# Excerpted passage
--------------------------------------------------
📍 You are here: Main Guide → AI Reasoning → Thought Processes
- Frameworks: Decision Frameworks - How choices are evaluated
- Examples: Reasoning Examples - Real decision points
- Application: Prompting Strategies - Use insights for better collaboration
- Context: Design Phase - Where reasoning is most critical
This guide reveals the systematic thought processes AI systems use when developing specifications. Understanding these patterns helps you provide better input and anticipate how AI will approach problems.
When analyzing a feature request, AI follows this mental model:
1. UNDERSTAND THE CONTEXT
- What domain is this in?
- What problem needs solving?
- Who are the users?
- What are the business goals?
2. IDENTIFY THE CORE PROBLEM
- What's the actual need vs stated want?
- Are there underlying issues not explicitly stated?
- What assumptions is the requester making?
3. DECOMPOSE THE REQUEST
- Break down into component parts
- Identify explicit requirements
- Infer implicit requirements
- List constraints and non-functional requirements
4. STRUCTURE THE REQUIREMENTS
- Organize by priority/importance
- Group related requirements
- Identify dependencies
- Flag areas needing clarification
Given: "Add social sharing to blog posts"
AI Internal Processing:
CONTEXT ANALYSIS:
- Blog platform (content publishing)
- Users want to share content they like
- Increases reach and traffic
- Common feature in modern blogs
PROBLEM DECOMPOSITION:
- Which platforms? (Facebook, Twitter, LinkedIn, email?)
- Where in UI? (top of post, bottom, floating?)
- What gets shared? (title, excerpt, image?)
- Track shares? (analytics?)
- Privacy considerations?
--------------------------------------------------
# Given data
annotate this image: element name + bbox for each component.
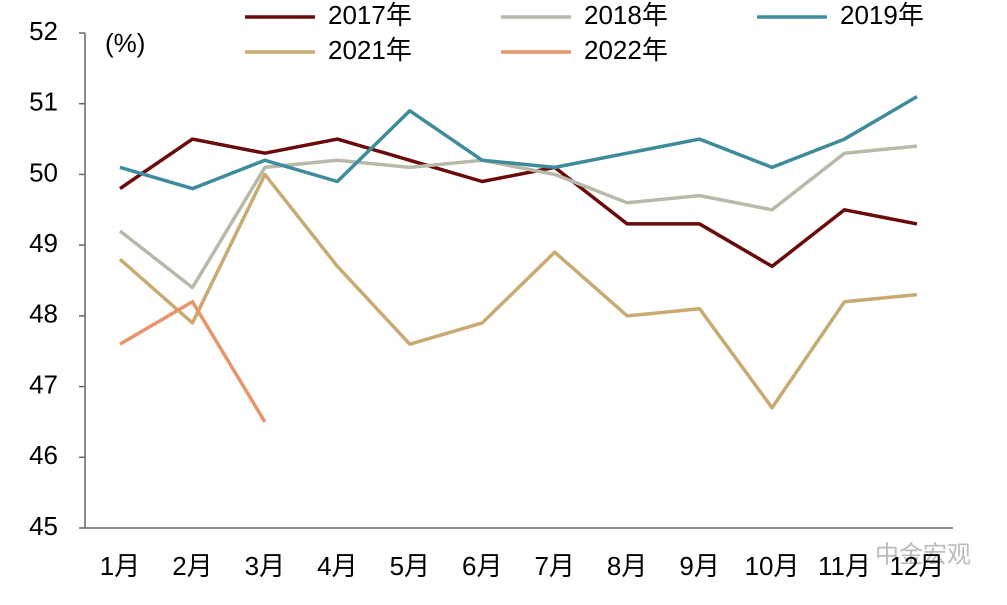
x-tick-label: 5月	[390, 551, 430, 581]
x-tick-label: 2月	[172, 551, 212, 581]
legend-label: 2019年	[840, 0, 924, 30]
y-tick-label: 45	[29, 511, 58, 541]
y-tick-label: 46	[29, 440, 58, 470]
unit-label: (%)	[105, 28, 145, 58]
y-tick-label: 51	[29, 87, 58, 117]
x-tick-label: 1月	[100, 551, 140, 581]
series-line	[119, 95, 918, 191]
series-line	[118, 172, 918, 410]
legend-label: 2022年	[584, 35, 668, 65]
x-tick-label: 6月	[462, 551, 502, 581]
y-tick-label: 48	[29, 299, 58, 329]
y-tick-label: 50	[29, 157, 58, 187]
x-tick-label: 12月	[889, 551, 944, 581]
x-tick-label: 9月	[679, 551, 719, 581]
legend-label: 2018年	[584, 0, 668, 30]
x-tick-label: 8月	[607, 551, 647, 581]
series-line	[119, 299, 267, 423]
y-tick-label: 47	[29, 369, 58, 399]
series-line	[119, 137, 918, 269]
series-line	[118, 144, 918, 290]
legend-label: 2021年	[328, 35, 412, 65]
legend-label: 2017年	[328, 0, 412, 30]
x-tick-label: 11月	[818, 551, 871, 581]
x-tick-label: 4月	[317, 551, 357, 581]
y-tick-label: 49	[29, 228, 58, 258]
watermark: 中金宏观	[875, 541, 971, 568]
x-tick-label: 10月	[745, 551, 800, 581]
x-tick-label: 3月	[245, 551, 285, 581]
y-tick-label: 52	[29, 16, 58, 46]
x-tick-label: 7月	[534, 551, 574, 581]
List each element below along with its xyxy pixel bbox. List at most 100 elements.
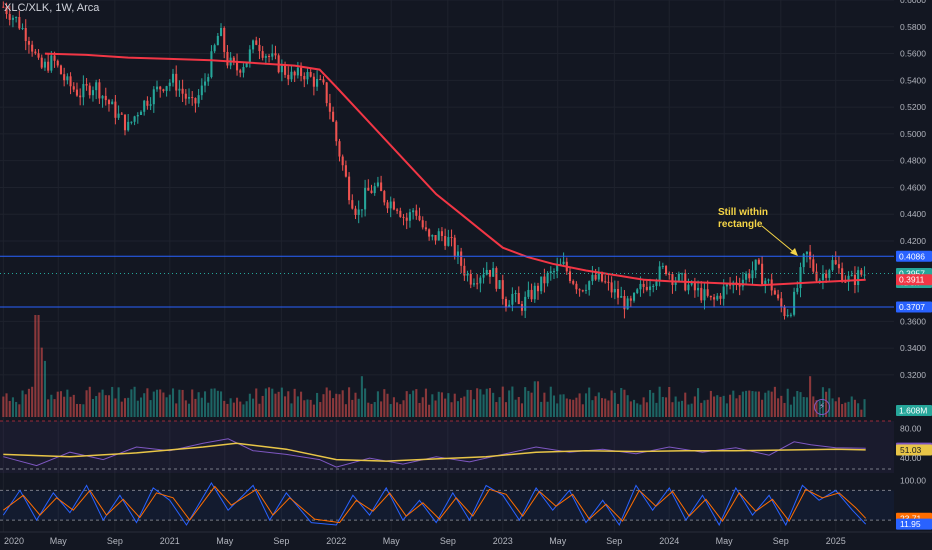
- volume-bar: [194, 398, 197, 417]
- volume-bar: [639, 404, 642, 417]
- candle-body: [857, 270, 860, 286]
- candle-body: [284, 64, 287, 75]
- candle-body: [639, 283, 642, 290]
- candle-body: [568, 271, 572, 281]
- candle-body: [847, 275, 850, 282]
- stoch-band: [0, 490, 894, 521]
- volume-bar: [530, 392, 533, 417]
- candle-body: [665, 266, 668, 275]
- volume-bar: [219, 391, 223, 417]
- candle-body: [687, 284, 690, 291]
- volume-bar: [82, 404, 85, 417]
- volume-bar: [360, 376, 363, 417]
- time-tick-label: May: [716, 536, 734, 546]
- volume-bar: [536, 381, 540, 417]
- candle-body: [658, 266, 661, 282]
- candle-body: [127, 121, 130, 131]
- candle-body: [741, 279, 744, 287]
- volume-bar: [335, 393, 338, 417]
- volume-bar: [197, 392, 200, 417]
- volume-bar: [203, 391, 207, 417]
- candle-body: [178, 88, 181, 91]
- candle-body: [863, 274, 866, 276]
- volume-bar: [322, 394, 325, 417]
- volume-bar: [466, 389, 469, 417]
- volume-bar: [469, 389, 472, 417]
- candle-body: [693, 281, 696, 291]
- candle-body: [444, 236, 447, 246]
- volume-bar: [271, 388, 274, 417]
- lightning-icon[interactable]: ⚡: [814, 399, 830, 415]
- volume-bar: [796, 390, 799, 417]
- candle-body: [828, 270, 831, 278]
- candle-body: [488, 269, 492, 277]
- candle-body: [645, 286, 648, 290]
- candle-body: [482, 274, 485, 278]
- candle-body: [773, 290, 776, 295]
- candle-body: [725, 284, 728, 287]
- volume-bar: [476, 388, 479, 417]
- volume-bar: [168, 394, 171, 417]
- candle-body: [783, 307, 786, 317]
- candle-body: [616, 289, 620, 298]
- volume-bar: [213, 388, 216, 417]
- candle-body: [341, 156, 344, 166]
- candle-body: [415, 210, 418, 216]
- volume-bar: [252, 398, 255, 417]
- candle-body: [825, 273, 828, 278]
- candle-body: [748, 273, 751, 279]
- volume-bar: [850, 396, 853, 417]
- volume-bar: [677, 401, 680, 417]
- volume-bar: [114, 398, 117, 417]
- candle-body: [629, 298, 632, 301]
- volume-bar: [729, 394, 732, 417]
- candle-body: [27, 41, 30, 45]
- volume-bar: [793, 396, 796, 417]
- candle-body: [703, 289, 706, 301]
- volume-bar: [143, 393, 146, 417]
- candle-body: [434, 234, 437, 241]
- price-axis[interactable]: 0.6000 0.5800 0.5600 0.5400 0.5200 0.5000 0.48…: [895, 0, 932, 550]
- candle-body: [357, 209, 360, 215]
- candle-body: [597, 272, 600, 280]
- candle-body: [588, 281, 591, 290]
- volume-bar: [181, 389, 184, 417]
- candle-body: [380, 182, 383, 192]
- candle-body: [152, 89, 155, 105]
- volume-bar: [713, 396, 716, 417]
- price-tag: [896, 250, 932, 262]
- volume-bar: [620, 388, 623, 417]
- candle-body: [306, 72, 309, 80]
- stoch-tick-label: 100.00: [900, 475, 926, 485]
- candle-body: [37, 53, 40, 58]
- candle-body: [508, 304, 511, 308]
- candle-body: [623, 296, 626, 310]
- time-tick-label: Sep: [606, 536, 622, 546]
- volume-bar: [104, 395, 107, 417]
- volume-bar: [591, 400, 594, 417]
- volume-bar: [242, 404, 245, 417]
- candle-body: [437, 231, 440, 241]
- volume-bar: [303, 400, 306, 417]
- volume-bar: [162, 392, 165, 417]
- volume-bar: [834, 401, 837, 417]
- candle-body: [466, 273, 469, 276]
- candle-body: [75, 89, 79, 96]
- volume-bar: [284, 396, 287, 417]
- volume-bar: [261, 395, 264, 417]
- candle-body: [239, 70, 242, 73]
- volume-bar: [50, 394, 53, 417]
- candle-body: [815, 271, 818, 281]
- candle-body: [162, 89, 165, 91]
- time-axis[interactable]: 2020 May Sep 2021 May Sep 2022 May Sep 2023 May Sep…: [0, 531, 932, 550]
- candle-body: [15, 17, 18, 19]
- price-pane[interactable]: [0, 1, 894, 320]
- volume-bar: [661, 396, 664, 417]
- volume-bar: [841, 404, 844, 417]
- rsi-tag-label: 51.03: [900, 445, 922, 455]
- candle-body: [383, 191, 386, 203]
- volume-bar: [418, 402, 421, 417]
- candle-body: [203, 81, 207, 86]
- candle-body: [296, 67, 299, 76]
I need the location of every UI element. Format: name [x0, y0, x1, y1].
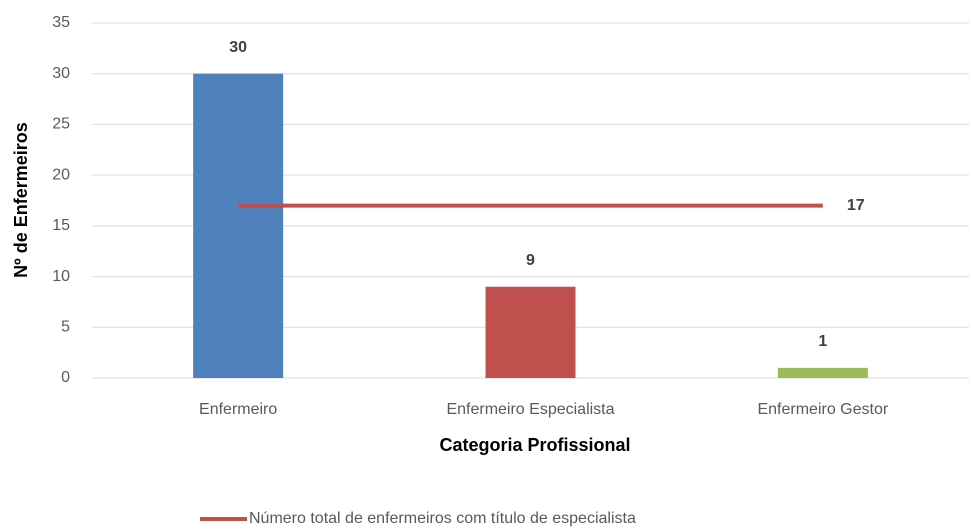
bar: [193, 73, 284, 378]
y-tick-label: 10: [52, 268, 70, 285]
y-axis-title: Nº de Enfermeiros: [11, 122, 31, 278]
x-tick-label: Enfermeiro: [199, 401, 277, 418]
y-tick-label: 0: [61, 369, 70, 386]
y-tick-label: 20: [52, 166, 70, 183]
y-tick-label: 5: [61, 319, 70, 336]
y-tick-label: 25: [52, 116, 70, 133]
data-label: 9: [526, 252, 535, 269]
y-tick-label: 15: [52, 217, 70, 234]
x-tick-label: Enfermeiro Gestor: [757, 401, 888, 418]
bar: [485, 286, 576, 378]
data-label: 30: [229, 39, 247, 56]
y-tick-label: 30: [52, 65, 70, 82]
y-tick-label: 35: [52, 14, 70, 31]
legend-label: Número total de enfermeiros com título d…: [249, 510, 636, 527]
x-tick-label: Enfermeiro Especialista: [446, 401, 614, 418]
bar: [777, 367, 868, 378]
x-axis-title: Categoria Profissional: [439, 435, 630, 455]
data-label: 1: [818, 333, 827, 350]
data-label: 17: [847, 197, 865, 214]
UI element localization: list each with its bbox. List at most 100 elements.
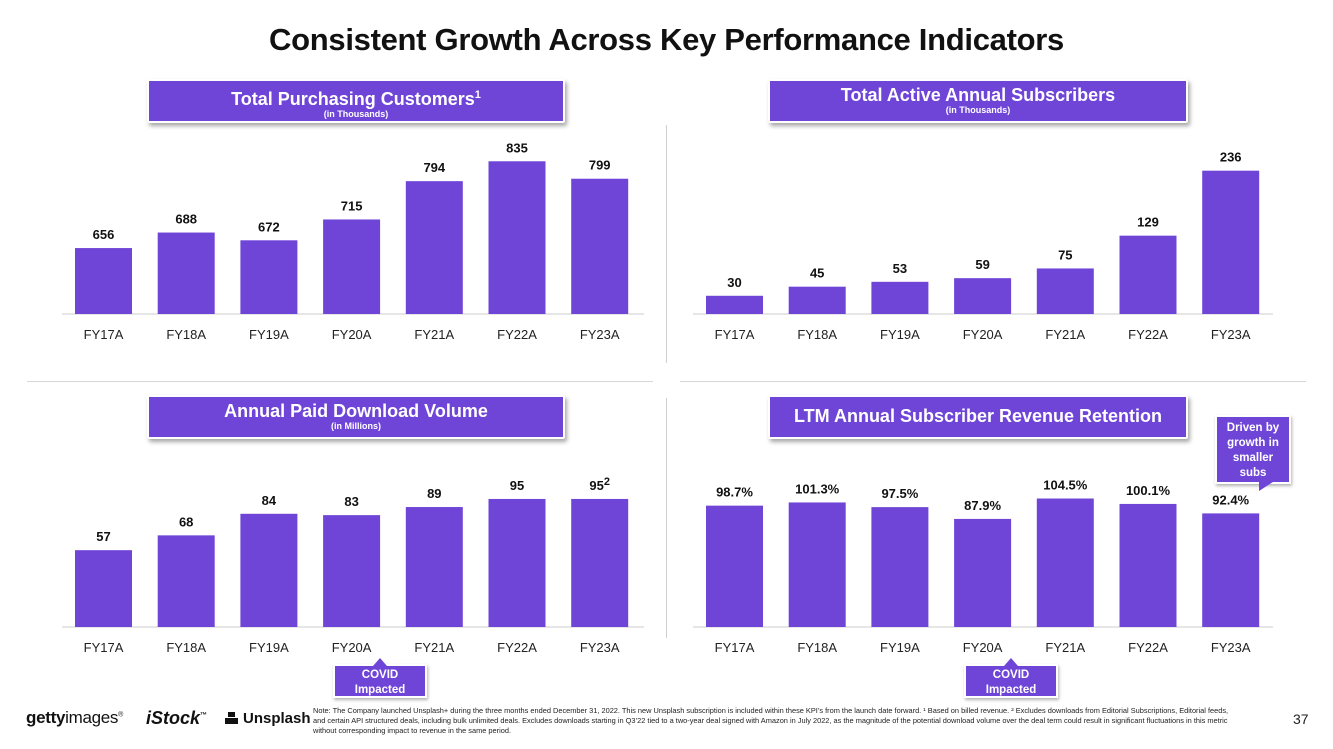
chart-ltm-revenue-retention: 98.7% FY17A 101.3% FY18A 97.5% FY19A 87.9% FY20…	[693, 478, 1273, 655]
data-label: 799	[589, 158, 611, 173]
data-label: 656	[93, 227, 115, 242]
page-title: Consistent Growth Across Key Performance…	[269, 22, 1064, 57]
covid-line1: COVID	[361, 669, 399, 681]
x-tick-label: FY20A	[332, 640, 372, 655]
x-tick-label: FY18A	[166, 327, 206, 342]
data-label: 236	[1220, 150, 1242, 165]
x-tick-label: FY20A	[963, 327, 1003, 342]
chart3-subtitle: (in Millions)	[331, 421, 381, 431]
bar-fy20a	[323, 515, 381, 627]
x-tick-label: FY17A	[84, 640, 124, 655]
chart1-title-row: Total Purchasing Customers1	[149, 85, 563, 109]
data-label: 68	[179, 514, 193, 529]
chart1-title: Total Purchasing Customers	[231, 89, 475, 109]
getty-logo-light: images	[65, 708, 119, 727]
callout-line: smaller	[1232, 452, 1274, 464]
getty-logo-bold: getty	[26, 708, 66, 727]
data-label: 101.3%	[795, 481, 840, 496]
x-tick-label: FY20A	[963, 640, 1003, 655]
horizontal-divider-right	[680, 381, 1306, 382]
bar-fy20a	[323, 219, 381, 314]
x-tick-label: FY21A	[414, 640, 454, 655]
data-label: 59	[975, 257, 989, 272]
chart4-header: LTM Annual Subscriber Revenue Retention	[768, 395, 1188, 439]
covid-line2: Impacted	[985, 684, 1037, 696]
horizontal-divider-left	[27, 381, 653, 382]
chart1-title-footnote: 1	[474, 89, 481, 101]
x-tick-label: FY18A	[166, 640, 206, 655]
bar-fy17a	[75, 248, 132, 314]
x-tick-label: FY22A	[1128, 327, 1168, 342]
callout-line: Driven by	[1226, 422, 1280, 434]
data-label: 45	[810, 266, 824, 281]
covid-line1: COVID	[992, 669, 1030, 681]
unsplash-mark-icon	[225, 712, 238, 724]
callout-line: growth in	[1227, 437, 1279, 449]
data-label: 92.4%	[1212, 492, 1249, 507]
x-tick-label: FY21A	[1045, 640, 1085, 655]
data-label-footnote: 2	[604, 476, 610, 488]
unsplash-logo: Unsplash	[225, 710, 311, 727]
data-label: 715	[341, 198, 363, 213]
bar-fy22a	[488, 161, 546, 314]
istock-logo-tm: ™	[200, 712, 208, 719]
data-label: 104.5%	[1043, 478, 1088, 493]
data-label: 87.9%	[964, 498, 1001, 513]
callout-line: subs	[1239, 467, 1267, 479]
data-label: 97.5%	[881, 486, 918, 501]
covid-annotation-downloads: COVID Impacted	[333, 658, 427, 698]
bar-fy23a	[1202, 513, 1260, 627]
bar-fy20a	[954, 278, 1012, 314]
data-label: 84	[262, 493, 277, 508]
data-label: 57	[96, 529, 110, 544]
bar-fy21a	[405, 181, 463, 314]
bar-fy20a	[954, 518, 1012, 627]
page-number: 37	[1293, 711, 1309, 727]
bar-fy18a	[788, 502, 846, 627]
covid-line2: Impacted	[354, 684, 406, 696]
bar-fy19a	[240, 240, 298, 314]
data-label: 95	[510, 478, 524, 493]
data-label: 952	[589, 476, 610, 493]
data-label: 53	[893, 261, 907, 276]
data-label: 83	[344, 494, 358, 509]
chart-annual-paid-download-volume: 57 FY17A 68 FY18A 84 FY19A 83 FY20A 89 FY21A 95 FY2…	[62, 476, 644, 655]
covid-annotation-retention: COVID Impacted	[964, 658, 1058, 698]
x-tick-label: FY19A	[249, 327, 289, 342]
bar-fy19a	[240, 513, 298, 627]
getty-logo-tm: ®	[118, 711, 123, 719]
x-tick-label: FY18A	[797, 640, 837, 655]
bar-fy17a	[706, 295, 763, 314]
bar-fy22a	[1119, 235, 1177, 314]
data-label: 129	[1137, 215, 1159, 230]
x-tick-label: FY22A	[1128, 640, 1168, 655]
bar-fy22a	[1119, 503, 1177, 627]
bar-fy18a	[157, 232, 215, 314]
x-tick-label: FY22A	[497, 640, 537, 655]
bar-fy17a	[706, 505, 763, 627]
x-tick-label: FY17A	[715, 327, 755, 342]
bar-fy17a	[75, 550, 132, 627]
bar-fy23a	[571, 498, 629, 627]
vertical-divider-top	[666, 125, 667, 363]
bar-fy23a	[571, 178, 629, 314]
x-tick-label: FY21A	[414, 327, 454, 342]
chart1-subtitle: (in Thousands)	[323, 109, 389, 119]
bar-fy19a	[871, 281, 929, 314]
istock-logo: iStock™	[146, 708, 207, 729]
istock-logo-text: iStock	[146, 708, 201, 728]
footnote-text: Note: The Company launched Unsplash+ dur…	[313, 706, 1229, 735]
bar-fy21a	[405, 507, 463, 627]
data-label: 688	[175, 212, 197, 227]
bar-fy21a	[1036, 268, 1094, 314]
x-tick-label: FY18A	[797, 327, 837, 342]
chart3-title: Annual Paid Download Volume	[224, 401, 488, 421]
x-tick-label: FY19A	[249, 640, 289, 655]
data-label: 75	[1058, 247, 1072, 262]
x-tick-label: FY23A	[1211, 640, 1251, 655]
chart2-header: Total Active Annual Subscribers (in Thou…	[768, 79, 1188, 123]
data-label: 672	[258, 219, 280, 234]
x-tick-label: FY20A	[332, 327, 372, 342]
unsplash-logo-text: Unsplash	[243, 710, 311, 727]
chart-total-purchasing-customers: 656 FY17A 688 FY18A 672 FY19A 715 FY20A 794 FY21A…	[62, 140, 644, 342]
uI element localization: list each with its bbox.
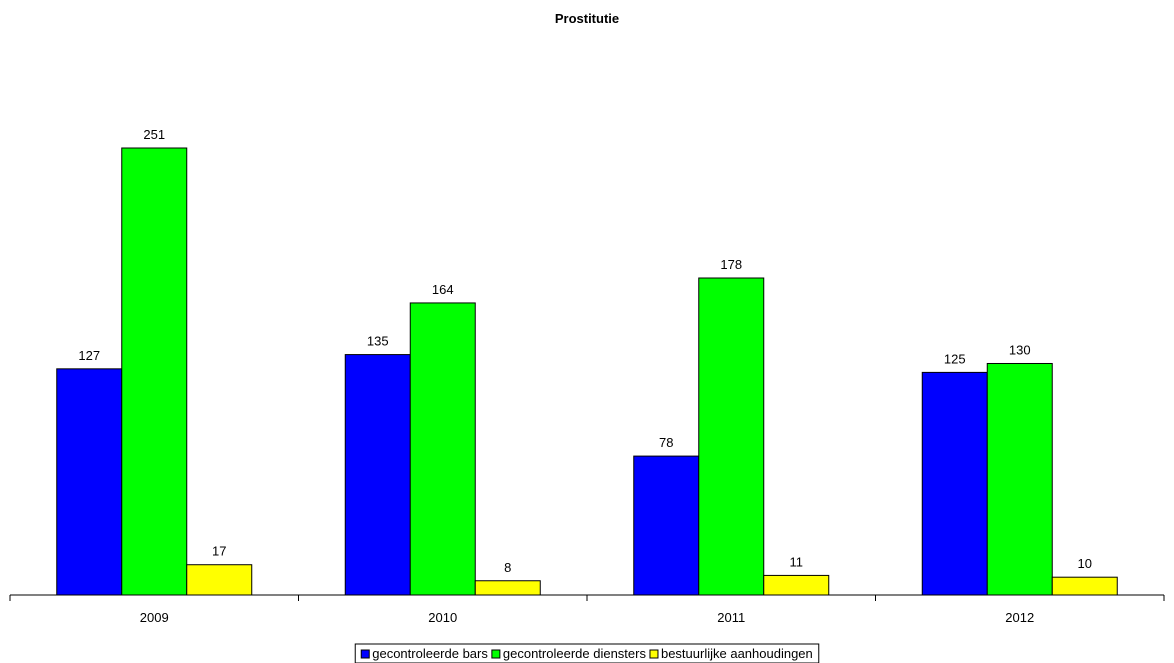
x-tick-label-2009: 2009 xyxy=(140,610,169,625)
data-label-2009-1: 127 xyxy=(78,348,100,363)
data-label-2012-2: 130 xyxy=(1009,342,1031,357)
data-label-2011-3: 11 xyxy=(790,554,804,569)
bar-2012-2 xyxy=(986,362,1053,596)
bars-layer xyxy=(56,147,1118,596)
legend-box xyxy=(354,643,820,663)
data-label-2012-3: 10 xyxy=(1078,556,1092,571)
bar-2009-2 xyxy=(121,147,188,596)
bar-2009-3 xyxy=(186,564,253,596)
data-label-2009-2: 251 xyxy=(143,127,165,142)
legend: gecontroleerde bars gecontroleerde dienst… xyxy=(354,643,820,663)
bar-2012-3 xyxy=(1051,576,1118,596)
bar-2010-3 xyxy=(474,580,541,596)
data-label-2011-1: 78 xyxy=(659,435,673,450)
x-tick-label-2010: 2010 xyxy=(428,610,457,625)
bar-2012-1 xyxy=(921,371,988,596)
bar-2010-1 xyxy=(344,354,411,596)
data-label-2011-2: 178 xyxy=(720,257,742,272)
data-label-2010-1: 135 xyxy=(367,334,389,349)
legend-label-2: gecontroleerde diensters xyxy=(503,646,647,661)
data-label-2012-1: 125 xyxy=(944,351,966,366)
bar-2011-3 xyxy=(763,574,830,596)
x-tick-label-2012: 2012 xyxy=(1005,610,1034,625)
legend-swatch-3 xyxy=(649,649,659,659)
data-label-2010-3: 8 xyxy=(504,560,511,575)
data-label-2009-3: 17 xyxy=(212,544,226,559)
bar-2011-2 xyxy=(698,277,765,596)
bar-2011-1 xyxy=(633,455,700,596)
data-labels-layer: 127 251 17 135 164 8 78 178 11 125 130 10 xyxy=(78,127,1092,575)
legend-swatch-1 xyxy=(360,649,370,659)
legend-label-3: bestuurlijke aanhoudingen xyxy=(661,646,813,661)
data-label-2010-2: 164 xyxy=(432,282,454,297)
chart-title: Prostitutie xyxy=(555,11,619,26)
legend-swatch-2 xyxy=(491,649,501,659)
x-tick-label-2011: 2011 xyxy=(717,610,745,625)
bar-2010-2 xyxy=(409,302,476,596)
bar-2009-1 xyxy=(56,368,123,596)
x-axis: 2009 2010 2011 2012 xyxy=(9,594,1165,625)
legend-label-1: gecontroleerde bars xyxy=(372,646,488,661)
--------------------------------------------------
# Set problem
Copy out the whole AI reasoning guide above, word for word, from first line to last.

# Answer to this problem
📍 You are here: Main Guide → AI Reasoning → Thought Processes
- Frameworks: Decision Frameworks - How choices are evaluated
- Examples: Reasoning Examples - Real decision points
- Application: Prompting Strategies - Use insights for better collaboration
- Context: Design Phase - Where reasoning is most critical
This guide reveals the systematic thought processes AI systems use when developing specifications. Understanding these patterns helps you provide better input and anticipate how AI will approach problems.
When analyzing a feature request, AI follows this mental model:
1. UNDERSTAND THE CONTEXT
- What domain is this in?
- What problem needs solving?
- Who are the users?
- What are the business goals?
2. IDENTIFY THE CORE PROBLEM
- What's the actual need vs stated want?
- Are there underlying issues not explicitly stated?
- What assumptions is the requester making?
3. DECOMPOSE THE REQUEST
- Break down into component parts
- Identify explicit requirements
- Infer implicit requirements
- List constraints and non-functional requirements
4. STRUCTURE THE REQUIREMENTS
- Organize by priority/importance
- Group related requirements
- Identify dependencies
- Flag areas needing clarification
Given: "Add social sharing to blog posts"
AI Internal Processing:
CONTEXT ANALYSIS:
- Blog platform (content publishing)
- Users want to share content they like
- Increases reach and traffic
- Common feature in modern blogs
PROBLEM DECOMPOSITION:
- Which platforms? (Facebook, Twitter, LinkedIn, email?)
- Where in UI? (top of post, bottom, floating?)
- What gets shared? (title, excerpt, image?)
- Track shares? (analytics?)
- Privacy considerations?